- _Material for this exercise_:
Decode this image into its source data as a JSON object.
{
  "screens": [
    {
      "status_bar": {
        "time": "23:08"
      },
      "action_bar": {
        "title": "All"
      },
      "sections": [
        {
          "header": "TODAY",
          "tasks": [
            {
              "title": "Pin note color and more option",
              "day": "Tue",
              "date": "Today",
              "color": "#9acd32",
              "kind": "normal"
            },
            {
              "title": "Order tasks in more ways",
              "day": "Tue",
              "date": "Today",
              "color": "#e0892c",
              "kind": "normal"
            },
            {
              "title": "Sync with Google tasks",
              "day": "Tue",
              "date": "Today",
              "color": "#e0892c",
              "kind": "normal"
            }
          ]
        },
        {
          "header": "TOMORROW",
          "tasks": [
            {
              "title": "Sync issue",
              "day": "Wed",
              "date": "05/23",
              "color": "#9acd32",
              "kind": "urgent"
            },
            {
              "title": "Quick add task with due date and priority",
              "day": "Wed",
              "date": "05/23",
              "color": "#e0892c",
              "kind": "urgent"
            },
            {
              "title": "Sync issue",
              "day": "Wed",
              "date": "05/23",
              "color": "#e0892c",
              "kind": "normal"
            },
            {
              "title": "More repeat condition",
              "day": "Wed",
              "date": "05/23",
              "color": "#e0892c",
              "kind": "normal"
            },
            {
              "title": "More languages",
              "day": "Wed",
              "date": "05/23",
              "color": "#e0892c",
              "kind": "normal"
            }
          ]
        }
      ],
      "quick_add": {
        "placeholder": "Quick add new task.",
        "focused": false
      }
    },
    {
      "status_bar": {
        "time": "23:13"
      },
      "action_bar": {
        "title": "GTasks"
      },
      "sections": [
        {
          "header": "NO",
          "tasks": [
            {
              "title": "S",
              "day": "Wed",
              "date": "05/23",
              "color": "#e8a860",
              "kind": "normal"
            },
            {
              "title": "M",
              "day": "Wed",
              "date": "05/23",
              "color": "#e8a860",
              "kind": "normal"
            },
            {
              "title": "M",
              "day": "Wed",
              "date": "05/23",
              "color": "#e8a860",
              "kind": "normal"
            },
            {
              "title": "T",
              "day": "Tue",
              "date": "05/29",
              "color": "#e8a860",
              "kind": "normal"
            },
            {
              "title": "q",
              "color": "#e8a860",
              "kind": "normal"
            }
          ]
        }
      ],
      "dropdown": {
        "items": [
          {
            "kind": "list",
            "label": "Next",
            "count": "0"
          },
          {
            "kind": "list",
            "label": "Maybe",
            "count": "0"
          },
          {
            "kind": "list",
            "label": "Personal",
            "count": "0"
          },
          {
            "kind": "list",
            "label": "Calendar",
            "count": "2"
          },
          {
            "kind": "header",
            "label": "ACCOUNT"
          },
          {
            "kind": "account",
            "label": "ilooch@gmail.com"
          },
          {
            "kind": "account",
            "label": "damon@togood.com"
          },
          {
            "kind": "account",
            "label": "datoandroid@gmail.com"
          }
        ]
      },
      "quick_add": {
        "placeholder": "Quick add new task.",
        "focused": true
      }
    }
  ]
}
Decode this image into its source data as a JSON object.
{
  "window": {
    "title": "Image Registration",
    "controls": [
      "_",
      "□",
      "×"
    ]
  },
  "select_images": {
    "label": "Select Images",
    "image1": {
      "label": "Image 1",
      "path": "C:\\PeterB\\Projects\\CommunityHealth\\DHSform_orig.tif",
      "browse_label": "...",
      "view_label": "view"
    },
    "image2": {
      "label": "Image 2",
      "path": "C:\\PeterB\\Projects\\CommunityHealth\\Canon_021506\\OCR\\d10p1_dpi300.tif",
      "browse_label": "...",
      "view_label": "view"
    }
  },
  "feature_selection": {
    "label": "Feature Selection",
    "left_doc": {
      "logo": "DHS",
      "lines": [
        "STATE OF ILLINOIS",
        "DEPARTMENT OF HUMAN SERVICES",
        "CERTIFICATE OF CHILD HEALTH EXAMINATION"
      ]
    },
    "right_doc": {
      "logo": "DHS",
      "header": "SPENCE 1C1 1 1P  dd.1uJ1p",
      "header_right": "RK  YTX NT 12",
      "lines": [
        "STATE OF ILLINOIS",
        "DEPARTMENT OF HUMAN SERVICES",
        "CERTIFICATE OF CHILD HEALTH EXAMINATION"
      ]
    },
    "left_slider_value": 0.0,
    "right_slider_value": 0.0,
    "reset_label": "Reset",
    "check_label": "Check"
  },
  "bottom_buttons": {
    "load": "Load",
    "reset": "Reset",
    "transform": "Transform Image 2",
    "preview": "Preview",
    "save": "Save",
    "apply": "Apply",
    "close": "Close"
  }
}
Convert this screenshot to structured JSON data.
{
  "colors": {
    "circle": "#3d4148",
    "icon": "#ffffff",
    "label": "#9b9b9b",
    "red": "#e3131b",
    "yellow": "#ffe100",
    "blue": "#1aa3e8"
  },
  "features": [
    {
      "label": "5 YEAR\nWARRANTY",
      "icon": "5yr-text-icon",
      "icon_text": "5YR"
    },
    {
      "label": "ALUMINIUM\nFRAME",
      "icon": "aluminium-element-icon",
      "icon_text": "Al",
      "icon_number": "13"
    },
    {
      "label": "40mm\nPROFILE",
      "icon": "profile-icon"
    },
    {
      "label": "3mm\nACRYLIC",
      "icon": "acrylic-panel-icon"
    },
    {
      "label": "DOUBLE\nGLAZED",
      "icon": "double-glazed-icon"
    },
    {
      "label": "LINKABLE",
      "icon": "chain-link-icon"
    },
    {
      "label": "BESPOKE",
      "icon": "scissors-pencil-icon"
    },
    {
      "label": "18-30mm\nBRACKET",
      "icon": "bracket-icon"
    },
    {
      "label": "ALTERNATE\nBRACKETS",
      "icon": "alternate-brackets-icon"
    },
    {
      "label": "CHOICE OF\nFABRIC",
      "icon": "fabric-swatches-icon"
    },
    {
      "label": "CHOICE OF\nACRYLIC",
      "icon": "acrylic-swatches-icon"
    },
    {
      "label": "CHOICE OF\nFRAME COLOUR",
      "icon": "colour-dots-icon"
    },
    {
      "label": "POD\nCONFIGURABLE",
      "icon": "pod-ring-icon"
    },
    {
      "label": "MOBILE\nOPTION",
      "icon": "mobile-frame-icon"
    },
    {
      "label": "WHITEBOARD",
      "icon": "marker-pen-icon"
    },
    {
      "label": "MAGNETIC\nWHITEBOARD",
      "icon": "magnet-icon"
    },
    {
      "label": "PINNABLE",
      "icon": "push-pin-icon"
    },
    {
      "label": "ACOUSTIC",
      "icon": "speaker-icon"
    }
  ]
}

- _Task details_: Repeat the material above exactly.

- _Solved exercise_:
Decode this image into its source data as a JSON object.
{
  "screens": [
    {
      "status_bar": {
        "time": "23:08"
      },
      "action_bar": {
        "title": "All"
      },
      "sections": [
        {
          "header": "TODAY",
          "tasks": [
            {
              "title": "Pin note color and more option",
              "day": "Tue",
              "date": "Today",
              "color": "#9acd32",
              "kind": "normal"
            },
            {
              "title": "Order tasks in more ways",
              "day": "Tue",
              "date": "Today",
              "color": "#e0892c",
              "kind": "normal"
            },
            {
              "title": "Sync with Google tasks",
              "day": "Tue",
              "date": "Today",
              "color": "#e0892c",
              "kind": "normal"
            }
          ]
        },
        {
          "header": "TOMORROW",
          "tasks": [
            {
              "title": "Sync issue",
              "day": "Wed",
              "date": "05/23",
              "color": "#9acd32",
              "kind": "urgent"
            },
            {
              "title": "Quick add task with due date and priority",
              "day": "Wed",
              "date": "05/23",
              "color": "#e0892c",
              "kind": "urgent"
            },
            {
              "title": "Sync issue",
              "day": "Wed",
              "date": "05/23",
              "color": "#e0892c",
              "kind": "normal"
            },
            {
              "title": "More repeat condition",
              "day": "Wed",
              "date": "05/23",
              "color": "#e0892c",
              "kind": "normal"
            },
            {
              "title": "More languages",
              "day": "Wed",
              "date": "05/23",
              "color": "#e0892c",
              "kind": "normal"
            }
          ]
        }
      ],
      "quick_add": {
        "placeholder": "Quick add new task.",
        "focused": false
      }
    },
    {
      "status_bar": {
        "time": "23:13"
      },
      "action_bar": {
        "title": "GTasks"
      },
      "sections": [
        {
          "header": "NO",
          "tasks": [
            {
              "title": "S",
              "day": "Wed",
              "date": "05/23",
              "color": "#e8a860",
              "kind": "normal"
            },
            {
              "title": "M",
              "day": "Wed",
              "date": "05/23",
              "color": "#e8a860",
              "kind": "normal"
            },
            {
              "title": "M",
              "day": "Wed",
              "date": "05/23",
              "color": "#e8a860",
              "kind": "normal"
            },
            {
              "title": "T",
              "day": "Tue",
              "date": "05/29",
              "color": "#e8a860",
              "kind": "normal"
            },
            {
              "title": "q",
              "color": "#e8a860",
              "kind": "normal"
            }
          ]
        }
      ],
      "dropdown": {
        "items": [
          {
            "kind": "list",
            "label": "Next",
            "count": "0"
          },
          {
            "kind": "list",
            "label": "Maybe",
            "count": "0"
          },
          {
            "kind": "list",
            "label": "Personal",
            "count": "0"
          },
          {
            "kind": "list",
            "label": "Calendar",
            "count": "2"
          },
          {
            "kind": "header",
            "label": "ACCOUNT"
          },
          {
            "kind": "account",
            "label": "ilooch@gmail.com"
          },
          {
            "kind": "account",
            "label": "damon@togood.com"
          },
          {
            "kind": "account",
            "label": "datoandroid@gmail.com"
          }
        ]
      },
      "quick_add": {
        "placeholder": "Quick add new task.",
        "focused": true
      }
    }
  ]
}
Decode this image into its source data as a JSON object.
{
  "window": {
    "title": "Image Registration",
    "controls": [
      "_",
      "□",
      "×"
    ]
  },
  "select_images": {
    "label": "Select Images",
    "image1": {
      "label": "Image 1",
      "path": "C:\\PeterB\\Projects\\CommunityHealth\\DHSform_orig.tif",
      "browse_label": "...",
      "view_label": "view"
    },
    "image2": {
      "label": "Image 2",
      "path": "C:\\PeterB\\Projects\\CommunityHealth\\Canon_021506\\OCR\\d10p1_dpi300.tif",
      "browse_label": "...",
      "view_label": "view"
    }
  },
  "feature_selection": {
    "label": "Feature Selection",
    "left_doc": {
      "logo": "DHS",
      "lines": [
        "STATE OF ILLINOIS",
        "DEPARTMENT OF HUMAN SERVICES",
        "CERTIFICATE OF CHILD HEALTH EXAMINATION"
      ]
    },
    "right_doc": {
      "logo": "DHS",
      "header": "SPENCE 1C1 1 1P  dd.1uJ1p",
      "header_right": "RK  YTX NT 12",
      "lines": [
        "STATE OF ILLINOIS",
        "DEPARTMENT OF HUMAN SERVICES",
        "CERTIFICATE OF CHILD HEALTH EXAMINATION"
      ]
    },
    "left_slider_value": 0.0,
    "right_slider_value": 0.0,
    "reset_label": "Reset",
    "check_label": "Check"
  },
  "bottom_buttons": {
    "load": "Load",
    "reset": "Reset",
    "transform": "Transform Image 2",
    "preview": "Preview",
    "save": "Save",
    "apply": "Apply",
    "close": "Close"
  }
}
Convert this screenshot to structured JSON data.
{
  "colors": {
    "circle": "#3d4148",
    "icon": "#ffffff",
    "label": "#9b9b9b",
    "red": "#e3131b",
    "yellow": "#ffe100",
    "blue": "#1aa3e8"
  },
  "features": [
    {
      "label": "5 YEAR\nWARRANTY",
      "icon": "5yr-text-icon",
      "icon_text": "5YR"
    },
    {
      "label": "ALUMINIUM\nFRAME",
      "icon": "aluminium-element-icon",
      "icon_text": "Al",
      "icon_number": "13"
    },
    {
      "label": "40mm\nPROFILE",
      "icon": "profile-icon"
    },
    {
      "label": "3mm\nACRYLIC",
      "icon": "acrylic-panel-icon"
    },
    {
      "label": "DOUBLE\nGLAZED",
      "icon": "double-glazed-icon"
    },
    {
      "label": "LINKABLE",
      "icon": "chain-link-icon"
    },
    {
      "label": "BESPOKE",
      "icon": "scissors-pencil-icon"
    },
    {
      "label": "18-30mm\nBRACKET",
      "icon": "bracket-icon"
    },
    {
      "label": "ALTERNATE\nBRACKETS",
      "icon": "alternate-brackets-icon"
    },
    {
      "label": "CHOICE OF\nFABRIC",
      "icon": "fabric-swatches-icon"
    },
    {
      "label": "CHOICE OF\nACRYLIC",
      "icon": "acrylic-swatches-icon"
    },
    {
      "label": "CHOICE OF\nFRAME COLOUR",
      "icon": "colour-dots-icon"
    },
    {
      "label": "POD\nCONFIGURABLE",
      "icon": "pod-ring-icon"
    },
    {
      "label": "MOBILE\nOPTION",
      "icon": "mobile-frame-icon"
    },
    {
      "label": "WHITEBOARD",
      "icon": "marker-pen-icon"
    },
    {
      "label": "MAGNETIC\nWHITEBOARD",
      "icon": "magnet-icon"
    },
    {
      "label": "PINNABLE",
      "icon": "push-pin-icon"
    },
    {
      "label": "ACOUSTIC",
      "icon": "speaker-icon"
    }
  ]
}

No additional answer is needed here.